### WHAT TO PRODUCE
Below are entries. Pull out all lines containing "Organ".

START DATA RECORDS

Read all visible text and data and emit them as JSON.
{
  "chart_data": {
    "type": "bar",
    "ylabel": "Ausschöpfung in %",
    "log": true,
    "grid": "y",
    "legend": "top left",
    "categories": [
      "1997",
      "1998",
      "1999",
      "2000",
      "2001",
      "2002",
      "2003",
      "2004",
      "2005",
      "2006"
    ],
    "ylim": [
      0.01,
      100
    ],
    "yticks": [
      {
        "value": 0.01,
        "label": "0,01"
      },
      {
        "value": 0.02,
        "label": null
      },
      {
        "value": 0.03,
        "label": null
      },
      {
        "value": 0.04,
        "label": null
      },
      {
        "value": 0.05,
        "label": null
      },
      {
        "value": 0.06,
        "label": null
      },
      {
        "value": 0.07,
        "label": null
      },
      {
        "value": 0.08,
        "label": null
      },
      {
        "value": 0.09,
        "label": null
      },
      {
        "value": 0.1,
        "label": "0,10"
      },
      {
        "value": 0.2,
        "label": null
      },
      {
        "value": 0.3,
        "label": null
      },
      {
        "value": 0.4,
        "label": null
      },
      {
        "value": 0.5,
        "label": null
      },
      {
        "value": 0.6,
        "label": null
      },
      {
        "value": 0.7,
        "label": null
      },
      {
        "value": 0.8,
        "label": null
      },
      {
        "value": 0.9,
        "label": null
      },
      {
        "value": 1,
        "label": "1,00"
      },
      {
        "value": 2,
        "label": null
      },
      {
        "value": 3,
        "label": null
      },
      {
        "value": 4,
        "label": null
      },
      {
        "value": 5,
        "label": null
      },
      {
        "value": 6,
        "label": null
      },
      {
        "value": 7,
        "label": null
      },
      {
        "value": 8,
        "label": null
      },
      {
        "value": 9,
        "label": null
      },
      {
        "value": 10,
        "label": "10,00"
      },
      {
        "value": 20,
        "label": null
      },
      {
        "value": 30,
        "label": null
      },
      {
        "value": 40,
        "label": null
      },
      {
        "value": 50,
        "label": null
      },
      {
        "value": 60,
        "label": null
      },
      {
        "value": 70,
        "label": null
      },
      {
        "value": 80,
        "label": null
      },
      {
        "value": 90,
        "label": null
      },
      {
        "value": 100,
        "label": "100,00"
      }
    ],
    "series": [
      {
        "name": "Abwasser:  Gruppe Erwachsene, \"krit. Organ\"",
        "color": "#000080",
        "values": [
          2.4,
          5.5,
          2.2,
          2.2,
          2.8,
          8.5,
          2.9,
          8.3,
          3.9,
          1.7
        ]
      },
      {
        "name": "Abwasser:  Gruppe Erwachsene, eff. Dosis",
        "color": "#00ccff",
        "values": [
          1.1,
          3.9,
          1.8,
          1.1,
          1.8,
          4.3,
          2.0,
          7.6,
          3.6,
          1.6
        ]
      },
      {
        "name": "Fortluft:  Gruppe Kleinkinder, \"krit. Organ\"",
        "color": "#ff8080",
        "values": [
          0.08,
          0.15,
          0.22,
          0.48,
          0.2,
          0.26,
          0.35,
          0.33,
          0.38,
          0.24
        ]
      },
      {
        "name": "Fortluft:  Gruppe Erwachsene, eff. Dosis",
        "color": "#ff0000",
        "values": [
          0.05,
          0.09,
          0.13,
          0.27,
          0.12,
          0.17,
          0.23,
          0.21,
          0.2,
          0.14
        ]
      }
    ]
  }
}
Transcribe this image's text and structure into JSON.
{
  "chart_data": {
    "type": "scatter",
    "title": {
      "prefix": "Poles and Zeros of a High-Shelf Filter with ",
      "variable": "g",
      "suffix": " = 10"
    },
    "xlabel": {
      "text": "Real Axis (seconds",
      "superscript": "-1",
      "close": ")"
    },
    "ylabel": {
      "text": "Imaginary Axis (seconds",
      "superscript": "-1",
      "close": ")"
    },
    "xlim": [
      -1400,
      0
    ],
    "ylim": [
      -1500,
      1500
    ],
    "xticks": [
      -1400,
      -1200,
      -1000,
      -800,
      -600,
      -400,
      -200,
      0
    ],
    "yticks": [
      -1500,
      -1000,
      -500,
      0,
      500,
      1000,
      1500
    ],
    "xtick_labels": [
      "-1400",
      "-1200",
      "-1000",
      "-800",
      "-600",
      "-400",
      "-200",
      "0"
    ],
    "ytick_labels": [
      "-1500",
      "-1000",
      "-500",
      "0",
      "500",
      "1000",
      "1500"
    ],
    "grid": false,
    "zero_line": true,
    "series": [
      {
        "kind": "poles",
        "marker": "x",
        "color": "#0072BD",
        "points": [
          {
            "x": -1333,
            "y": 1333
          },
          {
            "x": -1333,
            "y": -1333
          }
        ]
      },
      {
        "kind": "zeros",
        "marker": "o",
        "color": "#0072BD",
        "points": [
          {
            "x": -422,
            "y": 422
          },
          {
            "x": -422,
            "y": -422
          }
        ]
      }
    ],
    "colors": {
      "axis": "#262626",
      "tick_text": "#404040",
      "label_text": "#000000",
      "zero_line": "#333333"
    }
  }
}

END DATA RECORDS

### IN RESPONSE
        "name": "Abwasser:  Gruppe Erwachsene, \"krit. Organ\"",
        "name": "Fortluft:  Gruppe Kleinkinder, \"krit. Organ\"",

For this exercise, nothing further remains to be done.